ROWS =
◇ ◇ ◇ ◇ ◇

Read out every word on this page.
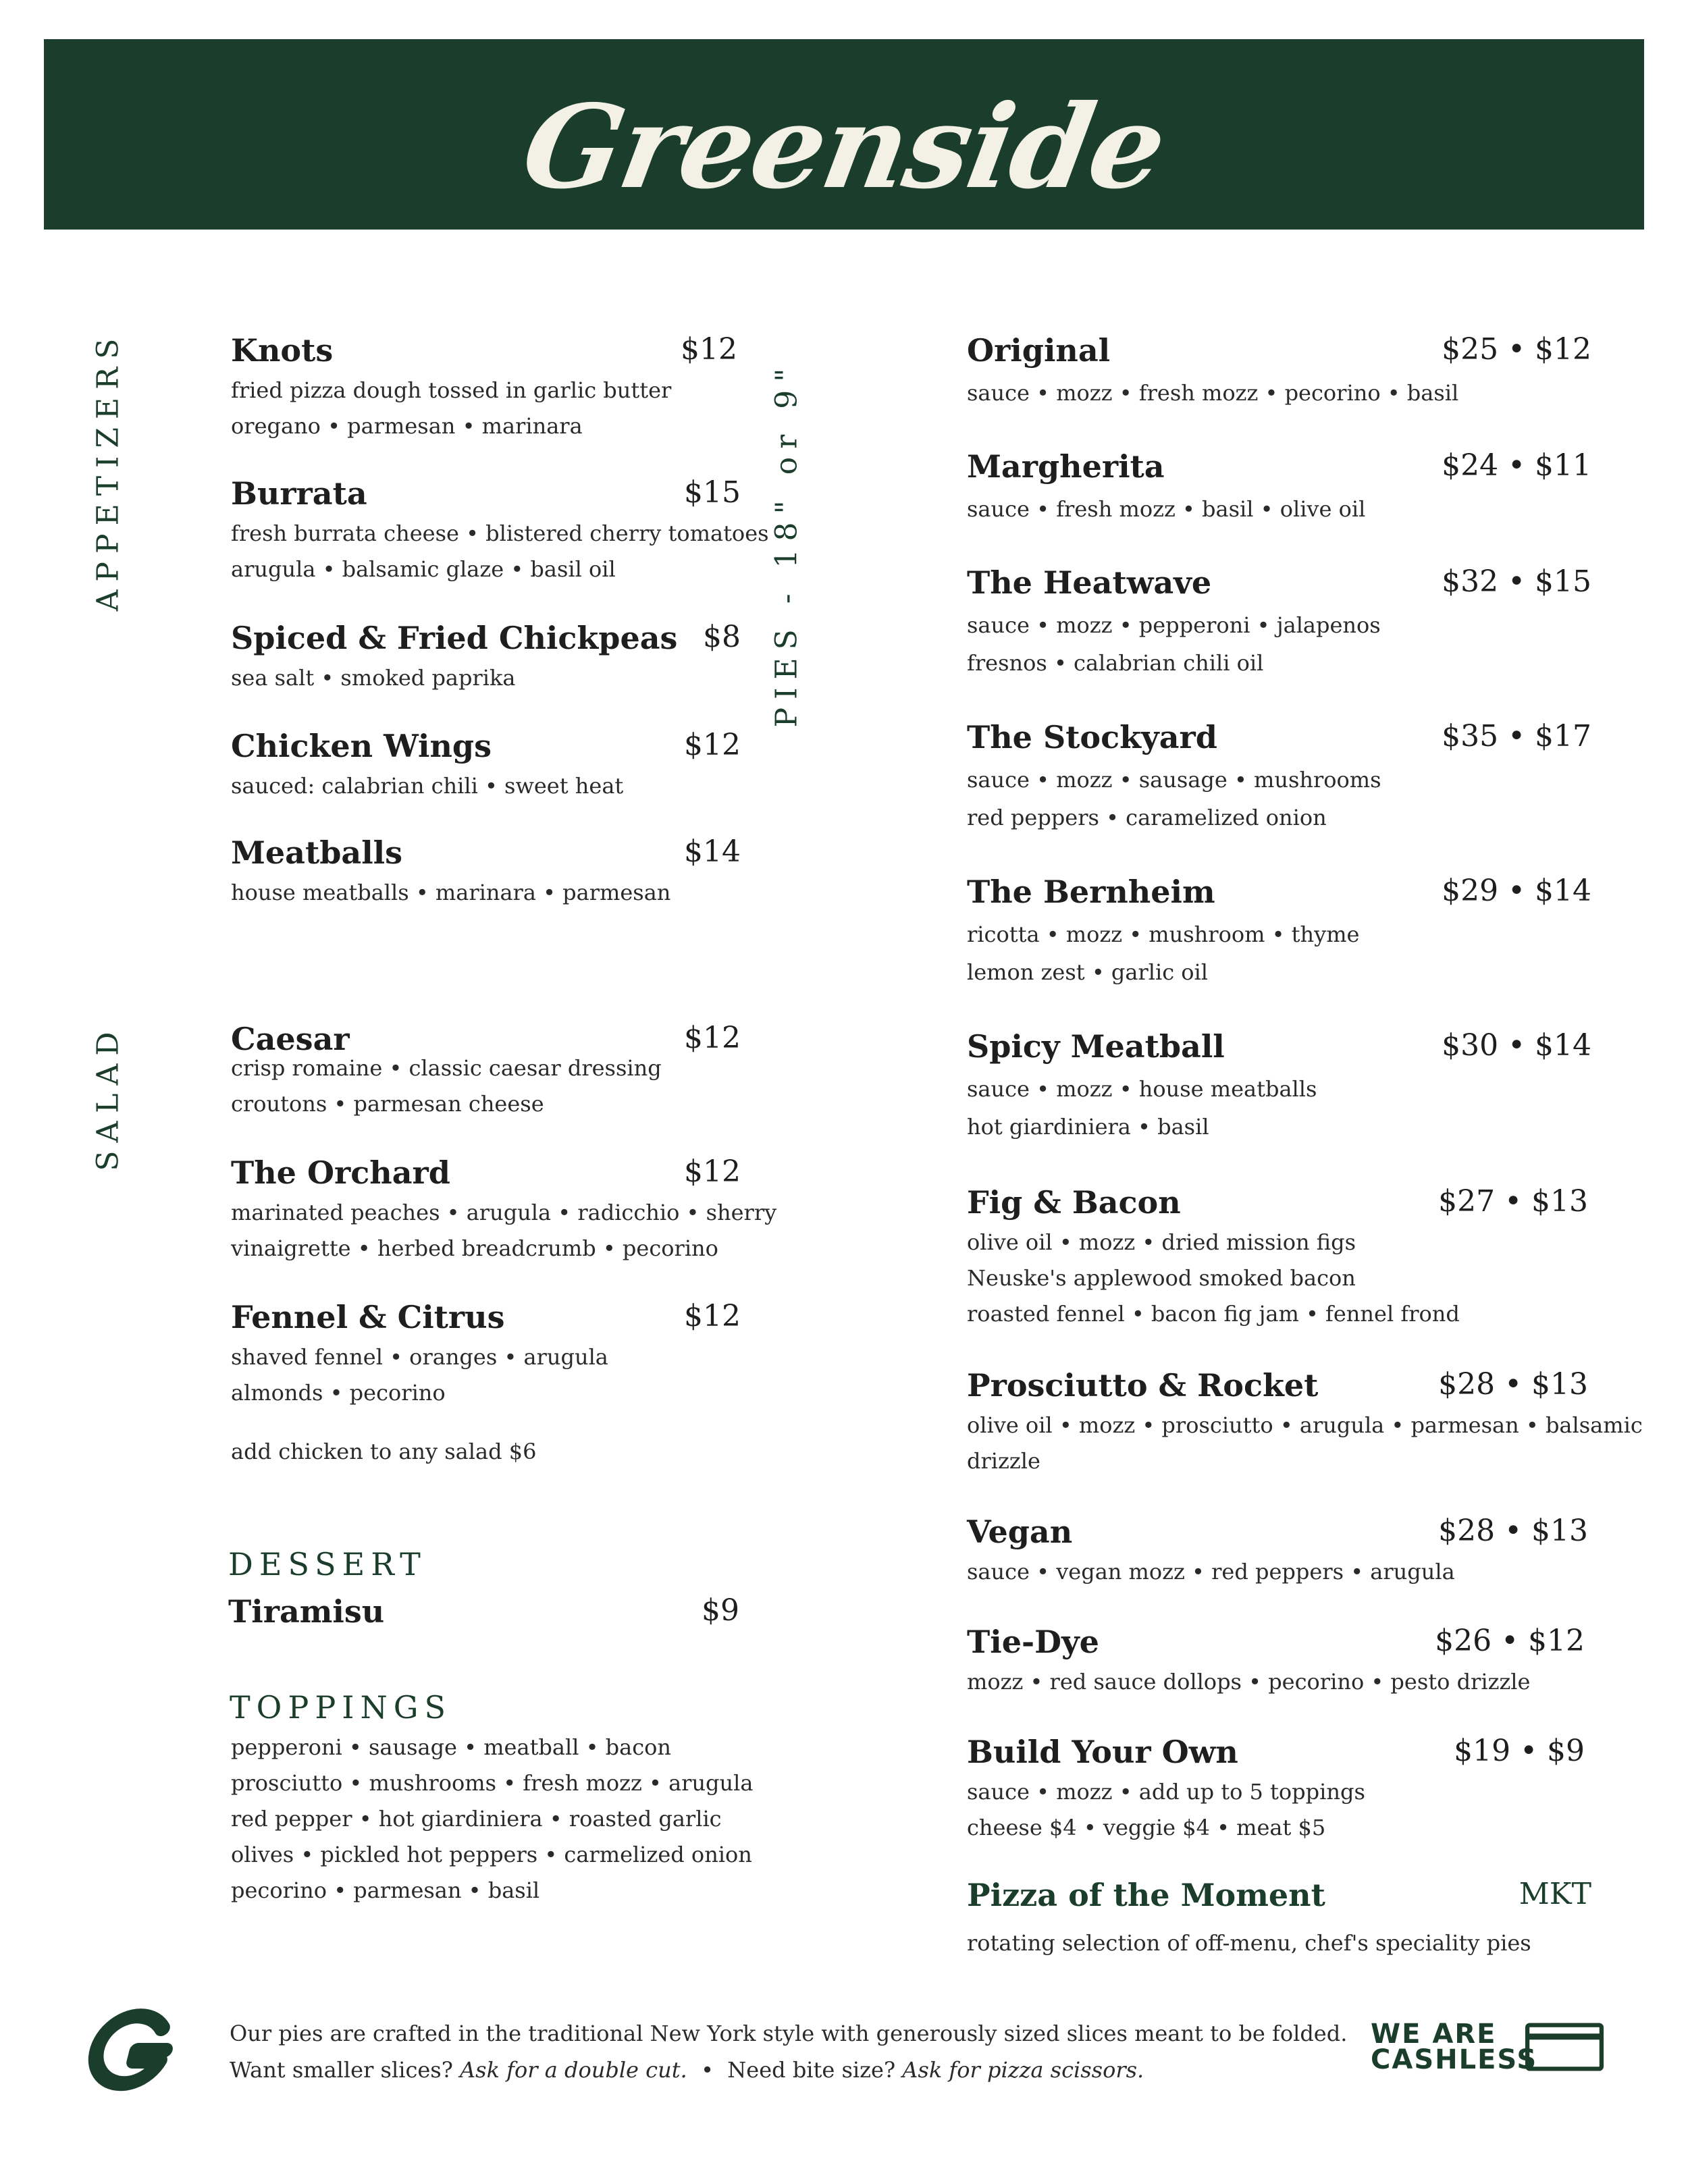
Greenside
APPETIZERS
SALAD
PIES - 18" or 9"
Knots	$12
fried pizza dough tossed in garlic butter
oregano • parmesan • marinara
Burrata	$15
fresh burrata cheese • blistered cherry tomatoes
arugula • balsamic glaze • basil oil
Spiced & Fried Chickpeas $8
sea salt • smoked paprika
Chicken Wings	$12
sauced: calabrian chili • sweet heat
Meatballs	$14
house meatballs • marinara • parmesan
Caesar	$12
crisp romaine • classic caesar dressing
croutons • parmesan cheese
The Orchard	$12
marinated peaches • arugula • radicchio • sherry
vinaigrette • herbed breadcrumb • pecorino
Fennel & Citrus	$12
shaved fennel • oranges • arugula
almonds • pecorino
add chicken to any salad $6
DESSERT
Tiramisu	$9
TOPPINGS
pepperoni • sausage • meatball • bacon
prosciutto • mushrooms • fresh mozz • arugula
red pepper • hot giardiniera • roasted garlic
olives • pickled hot peppers • carmelized onion
pecorino • parmesan • basil
Original	$25 • $12
sauce • mozz • fresh mozz • pecorino • basil
Margherita	$24 • $11
sauce • fresh mozz • basil • olive oil
The Heatwave	$32 • $15
sauce • mozz • pepperoni • jalapenos
fresnos • calabrian chili oil
The Stockyard	$35 • $17
sauce • mozz • sausage • mushrooms
red peppers • caramelized onion
The Bernheim	$29 • $14
ricotta • mozz • mushroom • thyme
lemon zest • garlic oil
Spicy Meatball	$30 • $14
sauce • mozz • house meatballs
hot giardiniera • basil
Fig & Bacon	$27 • $13
olive oil • mozz • dried mission figs
Neuske's applewood smoked bacon
roasted fennel • bacon fig jam • fennel frond
Prosciutto & Rocket	$28 • $13
olive oil • mozz • prosciutto • arugula • parmesan • balsamic
drizzle
Vegan	$28 • $13
sauce • vegan mozz • red peppers • arugula
Tie-Dye	$26 • $12
mozz • red sauce dollops • pecorino • pesto drizzle
Build Your Own	$19 • $9
sauce • mozz • add up to 5 toppings
cheese $4 • veggie $4 • meat $5
Pizza of the Moment	MKT
rotating selection of off-menu, chef's speciality pies
Our pies are crafted in the traditional New York style with generously sized slices meant to be folded.
Want smaller slices? Ask for a double cut.  •  Need bite size? Ask for pizza scissors.
WE ARE
CASHLESS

◇ ◇ ◇ ◇ ◇

Exclude every picture and copy the remaining data exactly.

CORRECT OUTPUT =
Read out every word on this page.
Greenside
APPETIZERS
SALAD
PIES - 18" or 9"
Knots	$12
fried pizza dough tossed in garlic butter
oregano • parmesan • marinara
Burrata	$15
fresh burrata cheese • blistered cherry tomatoes
arugula • balsamic glaze • basil oil
Spiced & Fried Chickpeas $8
sea salt • smoked paprika
Chicken Wings	$12
sauced: calabrian chili • sweet heat
Meatballs	$14
house meatballs • marinara • parmesan
Caesar	$12
crisp romaine • classic caesar dressing
croutons • parmesan cheese
The Orchard	$12
marinated peaches • arugula • radicchio • sherry
vinaigrette • herbed breadcrumb • pecorino
Fennel & Citrus	$12
shaved fennel • oranges • arugula
almonds • pecorino
add chicken to any salad $6
DESSERT
Tiramisu	$9
TOPPINGS
pepperoni • sausage • meatball • bacon
prosciutto • mushrooms • fresh mozz • arugula
red pepper • hot giardiniera • roasted garlic
olives • pickled hot peppers • carmelized onion
pecorino • parmesan • basil
Original	$25 • $12
sauce • mozz • fresh mozz • pecorino • basil
Margherita	$24 • $11
sauce • fresh mozz • basil • olive oil
The Heatwave	$32 • $15
sauce • mozz • pepperoni • jalapenos
fresnos • calabrian chili oil
The Stockyard	$35 • $17
sauce • mozz • sausage • mushrooms
red peppers • caramelized onion
The Bernheim	$29 • $14
ricotta • mozz • mushroom • thyme
lemon zest • garlic oil
Spicy Meatball	$30 • $14
sauce • mozz • house meatballs
hot giardiniera • basil
Fig & Bacon	$27 • $13
olive oil • mozz • dried mission figs
Neuske's applewood smoked bacon
roasted fennel • bacon fig jam • fennel frond
Prosciutto & Rocket	$28 • $13
olive oil • mozz • prosciutto • arugula • parmesan • balsamic
drizzle
Vegan	$28 • $13
sauce • vegan mozz • red peppers • arugula
Tie-Dye	$26 • $12
mozz • red sauce dollops • pecorino • pesto drizzle
Build Your Own	$19 • $9
sauce • mozz • add up to 5 toppings
cheese $4 • veggie $4 • meat $5
Pizza of the Moment	MKT
rotating selection of off-menu, chef's speciality pies
Our pies are crafted in the traditional New York style with generously sized slices meant to be folded.
Want smaller slices? Ask for a double cut.  •  Need bite size? Ask for pizza scissors.
WE ARE
CASHLESS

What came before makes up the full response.